Problem to solve> Write out every line below that includes the word "What".

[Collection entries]
•••••

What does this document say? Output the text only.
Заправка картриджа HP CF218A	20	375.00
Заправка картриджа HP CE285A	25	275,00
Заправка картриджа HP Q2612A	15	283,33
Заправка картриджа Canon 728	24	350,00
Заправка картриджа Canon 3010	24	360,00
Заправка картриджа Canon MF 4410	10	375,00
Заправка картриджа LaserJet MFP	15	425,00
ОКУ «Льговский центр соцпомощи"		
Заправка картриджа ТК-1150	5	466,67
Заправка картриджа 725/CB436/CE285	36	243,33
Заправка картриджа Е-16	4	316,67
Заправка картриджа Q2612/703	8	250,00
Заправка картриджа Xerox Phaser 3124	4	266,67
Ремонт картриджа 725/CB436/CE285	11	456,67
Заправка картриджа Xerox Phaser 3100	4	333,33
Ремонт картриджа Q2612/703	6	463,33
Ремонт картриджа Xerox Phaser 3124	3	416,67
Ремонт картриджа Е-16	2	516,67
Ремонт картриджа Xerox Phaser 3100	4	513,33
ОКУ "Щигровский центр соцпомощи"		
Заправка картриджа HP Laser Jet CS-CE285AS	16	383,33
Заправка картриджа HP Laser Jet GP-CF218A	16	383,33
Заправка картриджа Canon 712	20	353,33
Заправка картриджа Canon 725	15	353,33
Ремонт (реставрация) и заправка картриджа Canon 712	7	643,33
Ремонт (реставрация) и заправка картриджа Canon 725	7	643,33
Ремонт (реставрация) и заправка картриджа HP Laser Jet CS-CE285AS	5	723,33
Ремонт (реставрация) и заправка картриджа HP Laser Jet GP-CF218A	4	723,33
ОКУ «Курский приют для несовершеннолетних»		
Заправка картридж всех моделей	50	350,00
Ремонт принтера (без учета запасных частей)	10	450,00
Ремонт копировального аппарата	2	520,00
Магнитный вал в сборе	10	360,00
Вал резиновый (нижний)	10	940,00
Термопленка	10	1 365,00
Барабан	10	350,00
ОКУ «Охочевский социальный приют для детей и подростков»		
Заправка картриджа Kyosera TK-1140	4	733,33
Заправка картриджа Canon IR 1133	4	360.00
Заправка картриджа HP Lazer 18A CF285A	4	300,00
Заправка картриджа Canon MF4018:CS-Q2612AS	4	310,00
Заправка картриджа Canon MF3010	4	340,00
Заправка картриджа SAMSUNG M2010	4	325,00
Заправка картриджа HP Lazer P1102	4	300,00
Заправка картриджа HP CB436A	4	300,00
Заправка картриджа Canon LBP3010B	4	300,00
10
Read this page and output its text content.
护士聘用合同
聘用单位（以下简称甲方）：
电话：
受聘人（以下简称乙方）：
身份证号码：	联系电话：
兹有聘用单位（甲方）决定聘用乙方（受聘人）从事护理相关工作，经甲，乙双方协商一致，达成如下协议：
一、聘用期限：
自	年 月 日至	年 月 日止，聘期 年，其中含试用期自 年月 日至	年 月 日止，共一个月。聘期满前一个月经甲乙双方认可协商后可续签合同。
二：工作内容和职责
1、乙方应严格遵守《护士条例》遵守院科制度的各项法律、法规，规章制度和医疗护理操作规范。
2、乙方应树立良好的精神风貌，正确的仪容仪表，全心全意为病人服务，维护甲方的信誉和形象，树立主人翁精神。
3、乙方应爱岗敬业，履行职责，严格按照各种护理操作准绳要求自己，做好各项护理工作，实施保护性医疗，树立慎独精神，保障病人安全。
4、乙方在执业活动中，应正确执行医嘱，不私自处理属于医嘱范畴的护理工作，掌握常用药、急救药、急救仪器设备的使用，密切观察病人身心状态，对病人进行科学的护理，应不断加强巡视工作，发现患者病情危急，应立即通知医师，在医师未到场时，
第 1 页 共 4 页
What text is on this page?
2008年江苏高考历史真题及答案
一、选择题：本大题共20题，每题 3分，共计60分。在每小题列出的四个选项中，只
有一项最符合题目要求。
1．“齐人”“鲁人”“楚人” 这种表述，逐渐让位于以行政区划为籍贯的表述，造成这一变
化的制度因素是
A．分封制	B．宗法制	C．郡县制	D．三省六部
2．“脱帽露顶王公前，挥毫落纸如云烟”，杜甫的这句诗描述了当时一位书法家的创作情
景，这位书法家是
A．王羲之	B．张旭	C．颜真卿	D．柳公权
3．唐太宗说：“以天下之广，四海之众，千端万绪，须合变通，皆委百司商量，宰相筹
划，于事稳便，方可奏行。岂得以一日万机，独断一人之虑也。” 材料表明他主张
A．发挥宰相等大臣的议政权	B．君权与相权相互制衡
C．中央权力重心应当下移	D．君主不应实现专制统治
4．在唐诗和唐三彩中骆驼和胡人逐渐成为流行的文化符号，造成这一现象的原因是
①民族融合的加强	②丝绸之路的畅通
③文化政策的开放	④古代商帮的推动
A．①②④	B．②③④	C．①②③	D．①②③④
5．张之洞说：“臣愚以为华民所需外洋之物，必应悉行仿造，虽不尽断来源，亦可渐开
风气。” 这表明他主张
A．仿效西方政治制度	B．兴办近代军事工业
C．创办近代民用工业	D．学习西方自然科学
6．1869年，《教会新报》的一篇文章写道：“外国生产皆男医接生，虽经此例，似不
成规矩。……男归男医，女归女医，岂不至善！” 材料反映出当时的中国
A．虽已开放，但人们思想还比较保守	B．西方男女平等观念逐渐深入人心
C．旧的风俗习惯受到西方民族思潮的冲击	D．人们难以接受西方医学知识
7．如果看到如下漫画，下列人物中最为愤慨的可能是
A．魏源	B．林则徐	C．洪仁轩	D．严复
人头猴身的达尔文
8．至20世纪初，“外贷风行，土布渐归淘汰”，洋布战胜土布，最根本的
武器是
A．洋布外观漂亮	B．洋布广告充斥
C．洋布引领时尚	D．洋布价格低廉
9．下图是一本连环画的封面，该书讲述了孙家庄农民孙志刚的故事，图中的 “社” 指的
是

•••••

Answer to this task>
What does this document say? Output the text only.
What text is on this page?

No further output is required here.